(TEXT SECTION)

One ambitious couple rallies supporters to pay the Twits’ bail with $1,000 donations in exchange for future profits. The Twits get sprung, go home, crash. Beesha and Bubsy sneak in, snag the key, wake the monsters (literally and figuratively), and free the Muggle-Wumps back at the orphanage. The Twits chase them, mug Mr. Napkin for his watch and clothes, and get right back to scheming.
Now they run the town (because of course they do)
The Twits run for mayor and win by cheating. They force the current mayor, Wayne John John-John, to eat a toxic cake that makes his butt explode. He heads off for butt-replacement surgery. The Twits become co-mayors. And with power comes another shot at the Muggle-Wumps, because Twitlandia needs their tears to function. They whip up their followers against Beesha, who is protecting the creatures.
The trap, the toad, and the stolen orphanage
Beesha keeps night watch at the orphanage, worried the Twits will come. Her soft spot: she still believes her real parents might return. Mr. Twit uses a voice changer to fake a call from Mr. Napkin saying her parents are back. She rushes out. It’s a trap. By the time she escapes, Twit loyalists have literally stolen the entire building and hauled it next to Twitlandia.
Beesha is wrecked. Then a weird ally shows up: the Sweet-Toed Toad, a creature from the Twits’ house who speaks in riddles and keeps repeating one line.

(RECORD EXCERPTS)

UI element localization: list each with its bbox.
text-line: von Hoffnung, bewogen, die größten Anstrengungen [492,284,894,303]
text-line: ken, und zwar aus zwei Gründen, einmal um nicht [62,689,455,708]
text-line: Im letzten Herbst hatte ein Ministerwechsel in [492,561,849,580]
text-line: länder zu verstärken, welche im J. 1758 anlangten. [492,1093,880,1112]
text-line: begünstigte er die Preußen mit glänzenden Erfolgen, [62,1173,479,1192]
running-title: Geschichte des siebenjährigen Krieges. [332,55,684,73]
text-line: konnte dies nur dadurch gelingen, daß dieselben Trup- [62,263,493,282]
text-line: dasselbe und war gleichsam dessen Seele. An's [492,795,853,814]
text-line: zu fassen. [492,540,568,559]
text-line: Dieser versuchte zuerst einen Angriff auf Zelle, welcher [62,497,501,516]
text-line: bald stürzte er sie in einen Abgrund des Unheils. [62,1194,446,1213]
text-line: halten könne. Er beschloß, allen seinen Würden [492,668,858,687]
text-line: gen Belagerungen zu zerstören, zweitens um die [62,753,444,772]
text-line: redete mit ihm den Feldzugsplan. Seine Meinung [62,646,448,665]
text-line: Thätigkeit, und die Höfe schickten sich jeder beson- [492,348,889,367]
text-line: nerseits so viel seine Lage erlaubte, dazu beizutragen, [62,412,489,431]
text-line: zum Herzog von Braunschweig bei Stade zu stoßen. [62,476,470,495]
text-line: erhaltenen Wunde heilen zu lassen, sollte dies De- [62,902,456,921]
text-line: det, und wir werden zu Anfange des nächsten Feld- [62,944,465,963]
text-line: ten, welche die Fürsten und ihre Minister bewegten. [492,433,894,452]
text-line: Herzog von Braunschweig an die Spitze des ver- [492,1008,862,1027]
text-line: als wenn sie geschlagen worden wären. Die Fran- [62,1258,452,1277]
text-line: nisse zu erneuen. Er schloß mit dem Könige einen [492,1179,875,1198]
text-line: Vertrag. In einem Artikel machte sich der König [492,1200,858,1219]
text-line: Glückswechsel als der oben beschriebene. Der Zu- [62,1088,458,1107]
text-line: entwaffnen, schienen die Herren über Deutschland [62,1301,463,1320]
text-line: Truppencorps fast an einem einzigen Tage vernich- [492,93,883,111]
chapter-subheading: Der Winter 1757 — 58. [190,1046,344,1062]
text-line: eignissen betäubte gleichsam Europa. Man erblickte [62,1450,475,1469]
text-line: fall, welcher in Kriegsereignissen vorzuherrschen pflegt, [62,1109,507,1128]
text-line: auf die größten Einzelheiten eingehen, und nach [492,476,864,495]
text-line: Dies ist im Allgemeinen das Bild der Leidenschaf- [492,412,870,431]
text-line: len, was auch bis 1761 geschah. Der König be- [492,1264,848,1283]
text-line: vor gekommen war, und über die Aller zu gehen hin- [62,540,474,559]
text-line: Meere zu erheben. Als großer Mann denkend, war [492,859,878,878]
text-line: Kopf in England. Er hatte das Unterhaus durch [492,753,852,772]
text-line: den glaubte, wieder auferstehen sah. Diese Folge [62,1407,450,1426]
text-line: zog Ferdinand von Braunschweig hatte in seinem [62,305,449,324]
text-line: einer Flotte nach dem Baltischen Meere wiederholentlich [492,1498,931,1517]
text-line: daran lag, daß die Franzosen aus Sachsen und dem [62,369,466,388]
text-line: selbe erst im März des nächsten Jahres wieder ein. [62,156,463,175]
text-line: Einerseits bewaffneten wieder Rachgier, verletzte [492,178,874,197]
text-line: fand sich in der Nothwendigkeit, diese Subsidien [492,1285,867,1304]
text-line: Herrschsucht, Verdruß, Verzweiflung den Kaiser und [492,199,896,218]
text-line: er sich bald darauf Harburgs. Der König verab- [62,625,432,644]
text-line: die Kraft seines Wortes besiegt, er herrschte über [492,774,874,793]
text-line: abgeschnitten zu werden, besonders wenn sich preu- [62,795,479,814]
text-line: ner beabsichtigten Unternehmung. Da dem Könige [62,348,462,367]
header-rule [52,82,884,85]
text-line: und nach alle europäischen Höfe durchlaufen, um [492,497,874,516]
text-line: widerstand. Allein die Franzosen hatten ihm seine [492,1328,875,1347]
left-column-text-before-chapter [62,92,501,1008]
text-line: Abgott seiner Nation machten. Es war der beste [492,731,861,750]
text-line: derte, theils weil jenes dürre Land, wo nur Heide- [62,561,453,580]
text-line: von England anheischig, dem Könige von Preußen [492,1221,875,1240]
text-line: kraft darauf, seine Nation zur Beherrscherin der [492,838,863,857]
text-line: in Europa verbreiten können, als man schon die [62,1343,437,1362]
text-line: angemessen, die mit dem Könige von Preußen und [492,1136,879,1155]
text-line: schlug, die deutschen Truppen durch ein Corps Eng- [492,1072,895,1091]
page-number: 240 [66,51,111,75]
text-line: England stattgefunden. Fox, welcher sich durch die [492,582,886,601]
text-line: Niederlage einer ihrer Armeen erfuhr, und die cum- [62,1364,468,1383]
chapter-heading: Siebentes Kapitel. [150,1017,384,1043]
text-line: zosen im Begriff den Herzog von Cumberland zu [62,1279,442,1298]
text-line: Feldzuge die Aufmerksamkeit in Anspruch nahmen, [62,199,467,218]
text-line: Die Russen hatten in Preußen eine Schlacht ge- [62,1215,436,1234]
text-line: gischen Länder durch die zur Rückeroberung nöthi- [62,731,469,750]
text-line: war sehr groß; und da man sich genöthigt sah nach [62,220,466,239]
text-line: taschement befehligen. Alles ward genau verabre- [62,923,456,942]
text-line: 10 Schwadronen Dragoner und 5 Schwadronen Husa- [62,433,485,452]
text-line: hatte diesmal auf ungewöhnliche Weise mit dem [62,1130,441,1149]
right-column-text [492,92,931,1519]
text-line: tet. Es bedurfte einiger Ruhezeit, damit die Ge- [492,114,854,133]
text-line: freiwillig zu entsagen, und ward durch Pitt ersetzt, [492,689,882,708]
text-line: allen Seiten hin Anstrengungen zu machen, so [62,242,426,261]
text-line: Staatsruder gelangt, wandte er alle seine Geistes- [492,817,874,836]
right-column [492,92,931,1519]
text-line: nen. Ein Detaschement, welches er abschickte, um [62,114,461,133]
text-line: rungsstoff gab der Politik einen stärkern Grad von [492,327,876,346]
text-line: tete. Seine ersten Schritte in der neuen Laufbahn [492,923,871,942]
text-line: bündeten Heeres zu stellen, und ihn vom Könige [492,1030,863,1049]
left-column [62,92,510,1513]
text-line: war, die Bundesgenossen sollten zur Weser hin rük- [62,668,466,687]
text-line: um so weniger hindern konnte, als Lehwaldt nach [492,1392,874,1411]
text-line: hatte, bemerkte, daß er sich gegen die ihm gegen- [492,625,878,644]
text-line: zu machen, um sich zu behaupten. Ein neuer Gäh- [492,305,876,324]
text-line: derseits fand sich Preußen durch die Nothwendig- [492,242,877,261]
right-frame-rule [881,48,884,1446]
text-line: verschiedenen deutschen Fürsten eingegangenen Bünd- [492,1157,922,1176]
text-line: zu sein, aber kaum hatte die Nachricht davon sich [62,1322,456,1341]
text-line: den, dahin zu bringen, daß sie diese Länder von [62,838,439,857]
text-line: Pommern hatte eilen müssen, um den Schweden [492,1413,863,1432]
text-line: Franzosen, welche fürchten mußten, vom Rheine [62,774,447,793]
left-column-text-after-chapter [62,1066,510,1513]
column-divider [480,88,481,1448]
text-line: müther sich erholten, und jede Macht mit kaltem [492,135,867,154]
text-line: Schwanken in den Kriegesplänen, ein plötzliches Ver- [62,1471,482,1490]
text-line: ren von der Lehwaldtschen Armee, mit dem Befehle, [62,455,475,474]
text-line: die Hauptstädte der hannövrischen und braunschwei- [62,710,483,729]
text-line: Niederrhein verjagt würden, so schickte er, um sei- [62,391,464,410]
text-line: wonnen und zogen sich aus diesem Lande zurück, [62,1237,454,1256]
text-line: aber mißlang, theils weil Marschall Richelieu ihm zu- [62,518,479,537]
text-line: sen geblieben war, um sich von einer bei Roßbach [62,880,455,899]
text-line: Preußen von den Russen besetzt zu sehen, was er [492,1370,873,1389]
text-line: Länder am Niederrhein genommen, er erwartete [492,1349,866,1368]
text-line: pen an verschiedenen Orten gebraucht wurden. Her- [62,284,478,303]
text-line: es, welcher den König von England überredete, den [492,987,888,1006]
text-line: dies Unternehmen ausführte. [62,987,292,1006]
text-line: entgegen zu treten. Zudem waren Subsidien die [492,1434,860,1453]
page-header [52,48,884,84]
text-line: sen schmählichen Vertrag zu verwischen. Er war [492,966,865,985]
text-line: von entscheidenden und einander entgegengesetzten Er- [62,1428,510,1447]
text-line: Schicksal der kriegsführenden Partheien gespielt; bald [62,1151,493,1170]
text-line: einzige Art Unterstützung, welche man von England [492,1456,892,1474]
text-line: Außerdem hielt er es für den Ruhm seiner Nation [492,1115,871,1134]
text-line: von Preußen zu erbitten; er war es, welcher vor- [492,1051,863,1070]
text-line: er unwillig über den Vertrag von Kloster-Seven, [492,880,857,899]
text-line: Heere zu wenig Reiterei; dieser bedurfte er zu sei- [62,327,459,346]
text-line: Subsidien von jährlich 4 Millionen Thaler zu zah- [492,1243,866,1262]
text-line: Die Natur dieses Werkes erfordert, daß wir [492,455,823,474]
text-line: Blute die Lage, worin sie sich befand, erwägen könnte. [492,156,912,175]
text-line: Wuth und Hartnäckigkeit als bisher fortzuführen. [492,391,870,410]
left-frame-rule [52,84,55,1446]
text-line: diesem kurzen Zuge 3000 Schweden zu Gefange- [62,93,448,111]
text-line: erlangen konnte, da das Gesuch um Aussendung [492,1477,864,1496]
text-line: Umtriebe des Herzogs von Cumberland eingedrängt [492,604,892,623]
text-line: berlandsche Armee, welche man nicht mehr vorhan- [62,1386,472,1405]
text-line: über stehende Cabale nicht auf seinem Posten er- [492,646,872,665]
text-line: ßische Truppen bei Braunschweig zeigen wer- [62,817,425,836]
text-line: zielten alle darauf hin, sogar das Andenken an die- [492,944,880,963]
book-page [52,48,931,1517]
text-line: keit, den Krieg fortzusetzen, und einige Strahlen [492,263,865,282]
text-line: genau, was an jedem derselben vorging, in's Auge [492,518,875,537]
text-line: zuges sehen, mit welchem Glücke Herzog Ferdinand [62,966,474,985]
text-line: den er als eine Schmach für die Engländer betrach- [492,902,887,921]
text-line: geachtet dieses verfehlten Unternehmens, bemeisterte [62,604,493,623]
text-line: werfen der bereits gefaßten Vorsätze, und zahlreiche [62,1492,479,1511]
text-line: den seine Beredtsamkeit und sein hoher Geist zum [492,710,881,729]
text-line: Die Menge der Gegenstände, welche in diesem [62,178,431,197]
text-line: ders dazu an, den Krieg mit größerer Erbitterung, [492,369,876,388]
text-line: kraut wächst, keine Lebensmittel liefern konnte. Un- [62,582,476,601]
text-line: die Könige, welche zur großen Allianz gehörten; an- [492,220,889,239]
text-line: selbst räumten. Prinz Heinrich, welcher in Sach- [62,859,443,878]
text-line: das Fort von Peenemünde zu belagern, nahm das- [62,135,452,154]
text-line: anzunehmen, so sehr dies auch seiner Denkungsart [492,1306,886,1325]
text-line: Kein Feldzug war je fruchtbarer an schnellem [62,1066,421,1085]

(COMPLETE THE FOLLOWING)
[1] From the passage about the Twits, copy the words starting at "One ambitious couple" and ending at "back to scheming.".
[2] In the passage about the Twits, list every action that the sentence starting with "Beesha and Bubsy sneak in" gives for Beesha and Bubsy.

(COMPLETED EXERCISE)
[1]
One ambitious couple rallies supporters to pay the Twits’ bail with $1,000 donations in exchange for future profits. The Twits get sprung, go home, crash. Beesha and Bubsy sneak in, snag the key, wake the monsters (literally and figuratively), and free the Muggle-Wumps back at the orphanage. The Twits chase them, mug Mr. Napkin for his watch and clothes, and get right back to scheming.

[2]
- Sneak in
- Snag the key
- Wake the monsters (literally and figuratively)
- Free the Muggle-Wumps back at the orphanage